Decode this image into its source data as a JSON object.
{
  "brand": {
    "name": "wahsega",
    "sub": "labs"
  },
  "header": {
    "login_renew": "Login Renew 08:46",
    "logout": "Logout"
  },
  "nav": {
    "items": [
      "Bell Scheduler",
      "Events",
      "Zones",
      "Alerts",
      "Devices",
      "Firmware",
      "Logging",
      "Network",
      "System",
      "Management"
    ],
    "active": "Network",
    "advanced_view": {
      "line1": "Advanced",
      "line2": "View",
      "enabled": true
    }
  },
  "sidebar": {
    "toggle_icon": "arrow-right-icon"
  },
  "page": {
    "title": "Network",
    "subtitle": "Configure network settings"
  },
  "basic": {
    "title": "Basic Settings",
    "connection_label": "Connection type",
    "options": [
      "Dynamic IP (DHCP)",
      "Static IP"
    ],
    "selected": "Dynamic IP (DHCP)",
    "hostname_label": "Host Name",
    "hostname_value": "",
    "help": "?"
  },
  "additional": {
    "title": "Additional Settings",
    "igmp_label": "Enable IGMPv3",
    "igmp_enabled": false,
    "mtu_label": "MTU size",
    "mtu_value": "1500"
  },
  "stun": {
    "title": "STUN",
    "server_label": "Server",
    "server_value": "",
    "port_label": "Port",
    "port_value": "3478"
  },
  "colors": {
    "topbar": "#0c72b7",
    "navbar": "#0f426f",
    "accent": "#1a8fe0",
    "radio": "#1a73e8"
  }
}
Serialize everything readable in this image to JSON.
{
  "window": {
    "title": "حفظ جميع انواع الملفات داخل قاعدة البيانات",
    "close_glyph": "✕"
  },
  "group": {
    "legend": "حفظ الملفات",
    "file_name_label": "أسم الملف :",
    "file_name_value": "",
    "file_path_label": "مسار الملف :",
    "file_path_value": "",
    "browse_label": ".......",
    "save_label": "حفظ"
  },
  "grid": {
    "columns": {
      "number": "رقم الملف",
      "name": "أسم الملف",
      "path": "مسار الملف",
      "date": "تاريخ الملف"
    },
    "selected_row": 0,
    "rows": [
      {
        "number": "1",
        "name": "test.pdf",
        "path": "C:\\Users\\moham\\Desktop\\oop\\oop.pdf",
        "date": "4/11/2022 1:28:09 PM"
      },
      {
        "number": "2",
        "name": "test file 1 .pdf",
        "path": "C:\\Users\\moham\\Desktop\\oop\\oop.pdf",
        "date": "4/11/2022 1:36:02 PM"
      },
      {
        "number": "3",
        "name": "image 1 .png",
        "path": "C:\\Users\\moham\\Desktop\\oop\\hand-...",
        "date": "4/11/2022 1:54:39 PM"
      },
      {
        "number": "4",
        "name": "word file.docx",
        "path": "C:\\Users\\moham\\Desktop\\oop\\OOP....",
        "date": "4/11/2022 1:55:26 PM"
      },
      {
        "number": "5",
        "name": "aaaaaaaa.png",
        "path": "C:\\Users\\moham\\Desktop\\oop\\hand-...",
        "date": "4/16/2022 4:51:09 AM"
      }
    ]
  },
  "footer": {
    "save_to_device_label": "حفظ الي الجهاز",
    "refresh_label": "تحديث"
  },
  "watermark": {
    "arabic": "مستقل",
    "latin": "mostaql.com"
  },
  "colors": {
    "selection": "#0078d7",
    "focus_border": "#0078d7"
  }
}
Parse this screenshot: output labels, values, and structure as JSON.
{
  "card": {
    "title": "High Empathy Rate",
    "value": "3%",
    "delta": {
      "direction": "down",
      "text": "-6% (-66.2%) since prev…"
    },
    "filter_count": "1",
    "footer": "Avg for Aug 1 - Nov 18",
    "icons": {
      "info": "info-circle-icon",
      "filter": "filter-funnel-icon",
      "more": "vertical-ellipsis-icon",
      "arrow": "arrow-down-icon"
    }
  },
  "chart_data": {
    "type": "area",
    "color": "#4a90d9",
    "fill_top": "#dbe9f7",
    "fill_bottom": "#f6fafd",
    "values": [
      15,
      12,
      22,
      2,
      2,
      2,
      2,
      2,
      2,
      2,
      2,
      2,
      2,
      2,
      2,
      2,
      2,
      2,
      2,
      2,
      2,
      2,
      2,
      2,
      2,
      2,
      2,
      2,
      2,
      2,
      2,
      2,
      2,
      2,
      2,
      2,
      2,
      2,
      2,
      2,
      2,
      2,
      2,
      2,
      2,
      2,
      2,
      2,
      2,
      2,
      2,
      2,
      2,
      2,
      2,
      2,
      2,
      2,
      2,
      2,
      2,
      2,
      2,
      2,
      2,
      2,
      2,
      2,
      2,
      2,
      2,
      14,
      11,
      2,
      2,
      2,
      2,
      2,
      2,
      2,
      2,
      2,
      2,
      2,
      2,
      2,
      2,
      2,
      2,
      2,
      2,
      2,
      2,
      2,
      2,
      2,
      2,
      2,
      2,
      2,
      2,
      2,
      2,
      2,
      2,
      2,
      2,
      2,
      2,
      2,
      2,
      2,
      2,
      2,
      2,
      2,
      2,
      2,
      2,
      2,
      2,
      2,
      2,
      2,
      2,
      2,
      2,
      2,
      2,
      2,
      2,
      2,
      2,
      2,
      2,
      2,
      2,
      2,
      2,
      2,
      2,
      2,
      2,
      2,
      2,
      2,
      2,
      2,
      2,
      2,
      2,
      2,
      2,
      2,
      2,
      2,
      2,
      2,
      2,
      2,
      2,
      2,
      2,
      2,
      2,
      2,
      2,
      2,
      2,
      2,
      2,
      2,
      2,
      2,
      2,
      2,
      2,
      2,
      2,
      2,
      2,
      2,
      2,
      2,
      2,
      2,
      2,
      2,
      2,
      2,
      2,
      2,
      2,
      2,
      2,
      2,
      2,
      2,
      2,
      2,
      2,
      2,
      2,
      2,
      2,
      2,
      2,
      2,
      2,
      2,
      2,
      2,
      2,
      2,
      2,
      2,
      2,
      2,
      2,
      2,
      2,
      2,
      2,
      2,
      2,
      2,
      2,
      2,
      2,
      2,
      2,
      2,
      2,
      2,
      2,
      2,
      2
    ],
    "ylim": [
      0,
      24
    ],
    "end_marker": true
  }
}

## REQUIREMENT
Select all lines in the listing above where the word "down" appears, and show them.

## TASK OUTPUT
      "direction": "down",
      "arrow": "arrow-down-icon"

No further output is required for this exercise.